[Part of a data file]
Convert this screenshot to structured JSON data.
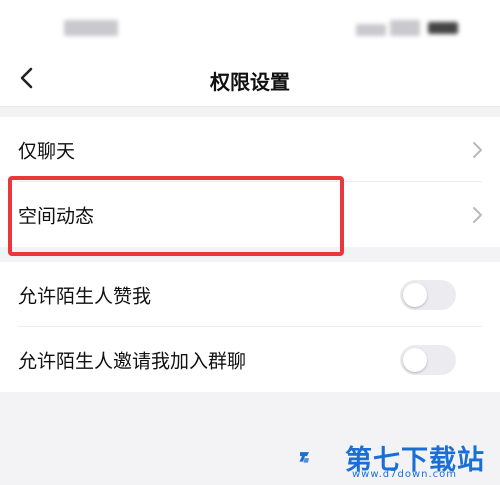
{
  "header": {
    "title": "权限设置"
  },
  "group1": [
    {
      "label": "仅聊天"
    },
    {
      "label": "空间动态"
    }
  ],
  "group2": [
    {
      "label": "允许陌生人赞我",
      "enabled": false
    },
    {
      "label": "允许陌生人邀请我加入群聊",
      "enabled": false
    }
  ],
  "watermark": {
    "name": "第七下载站",
    "url": "www.d7down.com"
  },
  "colors": {
    "highlight": "#e8373d",
    "brand": "#1a6fd6",
    "background": "#f3f3f6"
  }
}
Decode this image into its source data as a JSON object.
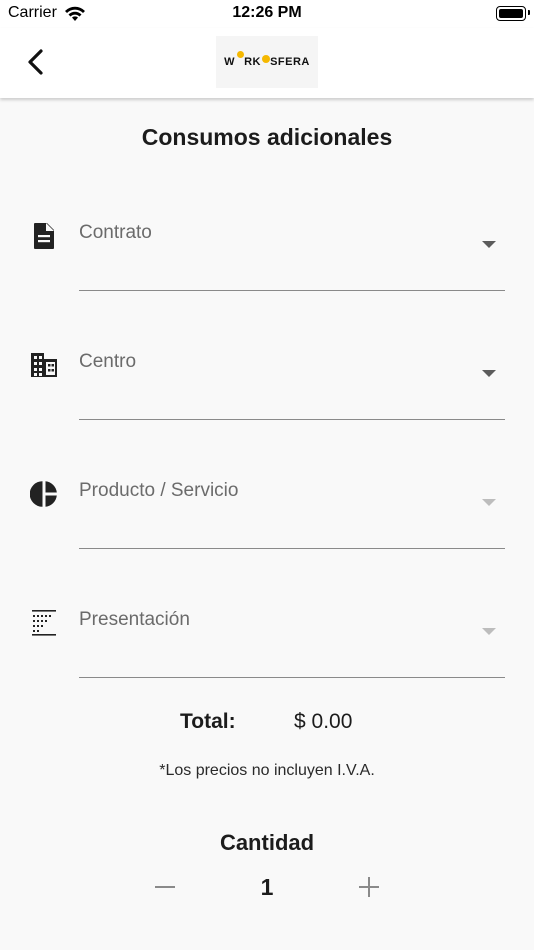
{
  "status_bar": {
    "carrier": "Carrier",
    "time": "12:26 PM"
  },
  "nav": {
    "back_icon": "chevron-left-icon",
    "logo_text": "WORKOSFERA",
    "logo_accent": "#f5b800"
  },
  "page": {
    "title": "Consumos adicionales"
  },
  "form": {
    "fields": [
      {
        "label": "Contrato",
        "icon": "document-icon",
        "enabled": true
      },
      {
        "label": "Centro",
        "icon": "building-icon",
        "enabled": true
      },
      {
        "label": "Producto / Servicio",
        "icon": "pie-chart-icon",
        "enabled": false
      },
      {
        "label": "Presentación",
        "icon": "list-grid-icon",
        "enabled": false
      }
    ]
  },
  "summary": {
    "total_label": "Total:",
    "total_value": "$ 0.00",
    "note": "*Los precios no incluyen I.V.A."
  },
  "quantity": {
    "title": "Cantidad",
    "value": "1"
  }
}
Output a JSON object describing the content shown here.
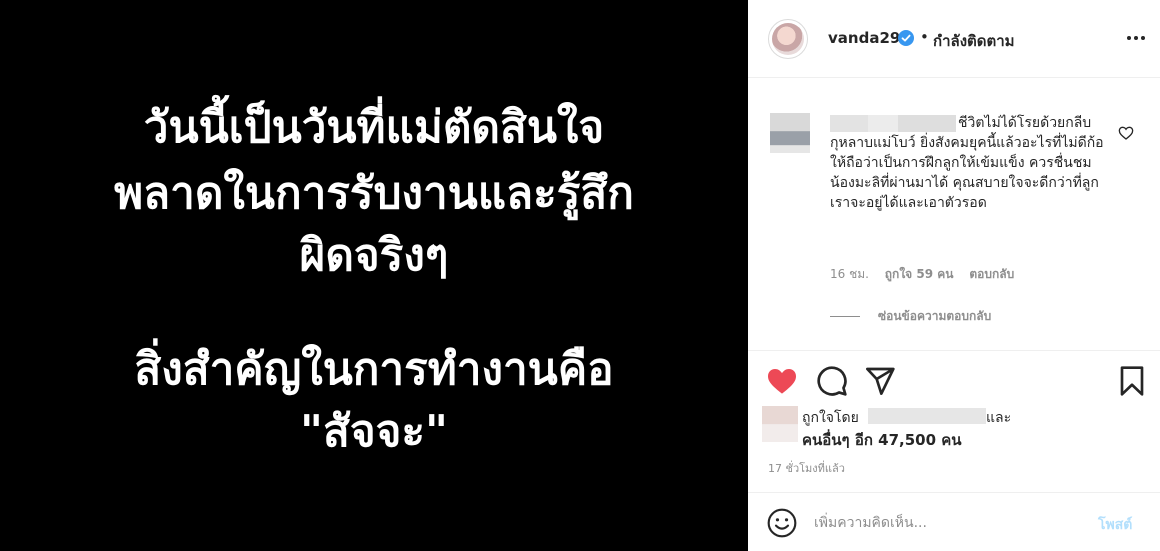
{
  "post": {
    "text_lines": [
      "วันนี้เป็นวันที่แม่ตัดสินใจ",
      "พลาดในการรับงานและรู้สึก",
      "ผิดจริงๆ",
      "สิ่งสำคัญในการทำงานคือ",
      "\"สัจจะ\""
    ]
  },
  "header": {
    "username": "vanda29",
    "separator": "•",
    "follow_status": "กำลังติดตาม",
    "more_icon": "more-horizontal-icon",
    "verified_icon": "verified-badge-icon"
  },
  "comment": {
    "text": "ชีวิตไม่ได้โรยด้วยกลีบกุหลาบแม่โบว์ ยิ่งสังคมยุคนี้แล้วอะไรที่ไม่ดีก้อให้ถือว่าเป็นการฝึกลูกให้เข้มแข็ง ควรชื่นชมน้องมะลิที่ผ่านมาได้ คุณสบายใจจะดีกว่าที่ลูกเราจะอยู่ได้และเอาตัวรอด",
    "time": "16 ชม.",
    "likes": "ถูกใจ 59 คน",
    "reply": "ตอบกลับ",
    "hide_replies": "ซ่อนข้อความตอบกลับ"
  },
  "actions": {
    "like_icon": "heart-filled-icon",
    "comment_icon": "comment-icon",
    "share_icon": "paper-plane-icon",
    "save_icon": "bookmark-icon",
    "like_color": "#ed4956"
  },
  "likes": {
    "liked_by_prefix": "ถูกใจโดย",
    "and": "และ",
    "others": "คนอื่นๆ อีก 47,500 คน"
  },
  "timestamp": "17 ชั่วโมงที่แล้ว",
  "add_comment": {
    "placeholder": "เพิ่มความคิดเห็น...",
    "post_label": "โพสต์",
    "emoji_icon": "emoji-smile-icon"
  }
}
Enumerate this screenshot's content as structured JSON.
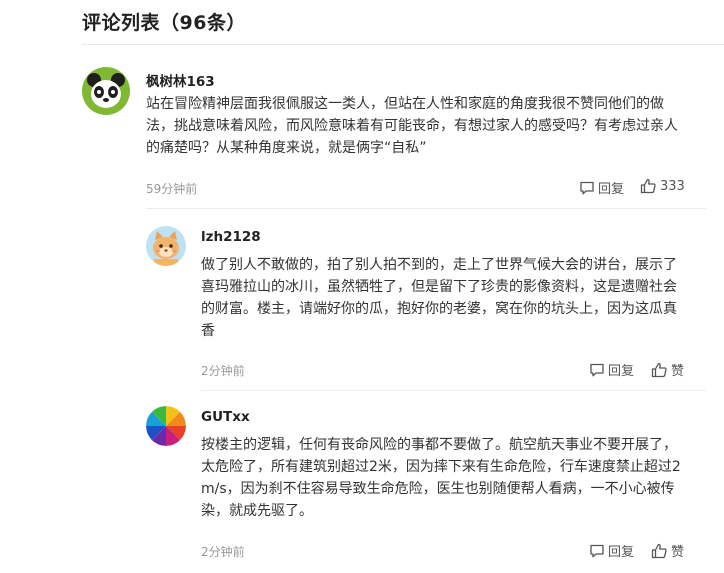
{
  "header": {
    "title": "评论列表（96条）"
  },
  "comments": [
    {
      "username": "枫树林163",
      "avatar": "panda-avatar",
      "lines": [
        "站在冒险精神层面我很佩服这一类人，但站在人性和家庭的角度我很不赞同他们的做",
        "法，挑战意味着风险，而风险意味着有可能丧命，有想过家人的感受吗？有考虑过亲人",
        "的痛楚吗？从某种角度来说，就是俩字“自私”"
      ],
      "time": "59分钟前",
      "reply_label": "回复",
      "like_label": "333"
    },
    {
      "username": "lzh2128",
      "avatar": "cat-avatar",
      "lines": [
        "做了别人不敢做的，拍了别人拍不到的，走上了世界气候大会的讲台，展示了",
        "喜玛雅拉山的冰川，虽然牺牲了，但是留下了珍贵的影像资料，这是遗赠社会",
        "的财富。楼主，请端好你的瓜，抱好你的老婆，窝在你的坑头上，因为这瓜真",
        "香"
      ],
      "time": "2分钟前",
      "reply_label": "回复",
      "like_label": "赞"
    },
    {
      "username": "GUTxx",
      "avatar": "color-wheel-avatar",
      "lines": [
        "按楼主的逻辑，任何有丧命风险的事都不要做了。航空航天事业不要开展了，",
        "太危险了，所有建筑别超过2米，因为摔下来有生命危险，行车速度禁止超过2",
        "m/s，因为刹不住容易导致生命危险，医生也别随便帮人看病，一不小心被传",
        "染，就成先驱了。"
      ],
      "time": "2分钟前",
      "reply_label": "回复",
      "like_label": "赞"
    }
  ]
}
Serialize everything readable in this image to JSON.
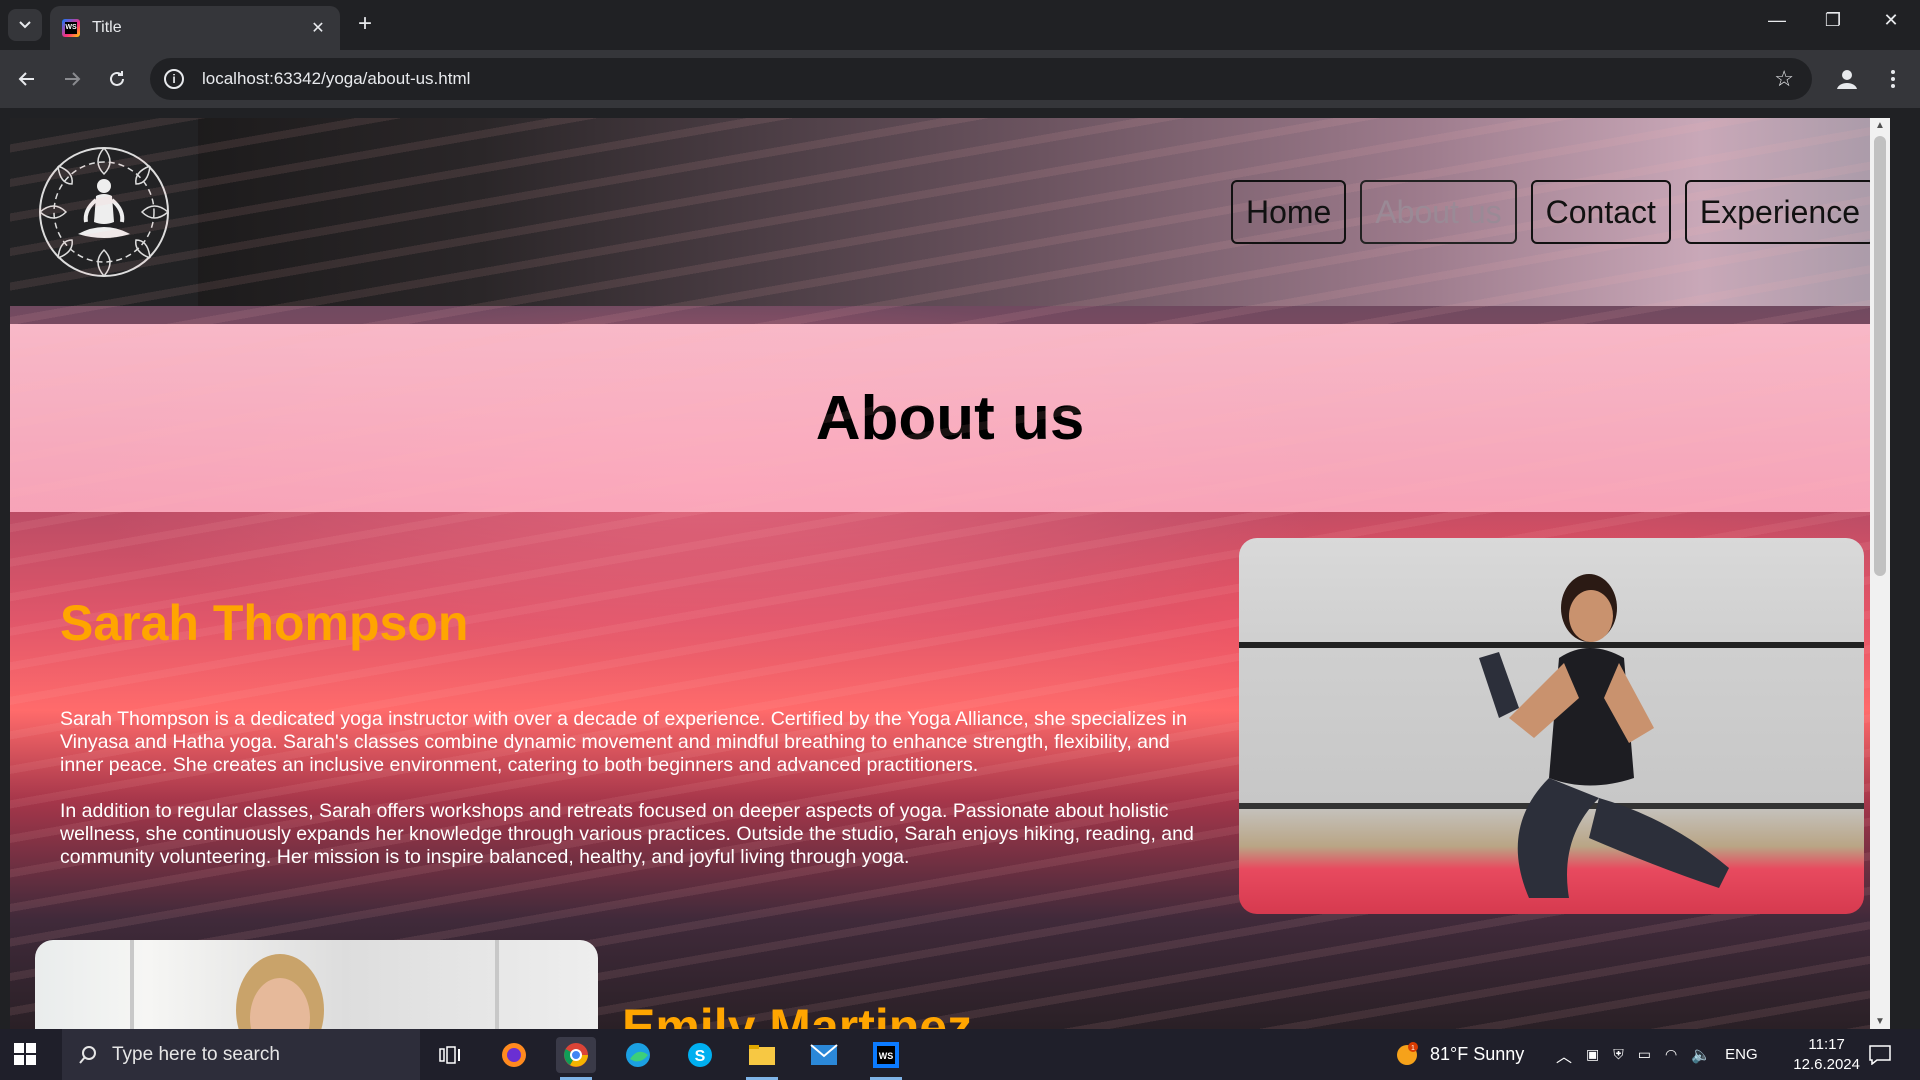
{
  "browser": {
    "tab_title": "Title",
    "tab_close": "✕",
    "new_tab": "+",
    "url": "localhost:63342/yoga/about-us.html",
    "window_controls": {
      "minimize": "—",
      "restore": "❐",
      "close": "✕"
    }
  },
  "site": {
    "nav": {
      "items": [
        {
          "label": "Home",
          "active": false
        },
        {
          "label": "About us",
          "active": true
        },
        {
          "label": "Contact",
          "active": false
        },
        {
          "label": "Experience",
          "active": false
        }
      ]
    },
    "hero_title": "About us",
    "profiles": [
      {
        "name": "Sarah Thompson",
        "paragraphs": [
          "Sarah Thompson is a dedicated yoga instructor with over a decade of experience. Certified by the Yoga Alliance, she specializes in Vinyasa and Hatha yoga. Sarah's classes combine dynamic movement and mindful breathing to enhance strength, flexibility, and inner peace. She creates an inclusive environment, catering to both beginners and advanced practitioners.",
          "In addition to regular classes, Sarah offers workshops and retreats focused on deeper aspects of yoga. Passionate about holistic wellness, she continuously expands her knowledge through various practices. Outside the studio, Sarah enjoys hiking, reading, and community volunteering. Her mission is to inspire balanced, healthy, and joyful living through yoga."
        ]
      },
      {
        "name": "Emily Martinez"
      }
    ],
    "accent_color": "#ffa500"
  },
  "taskbar": {
    "search_placeholder": "Type here to search",
    "weather": "81°F  Sunny",
    "language": "ENG",
    "time": "11:17",
    "date": "12.6.2024",
    "weather_badge": "1"
  }
}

** YOUR GOAL **
Return only the number of lines in the data that contain "content".

** SOLUTION TO THE PROBLEM **
2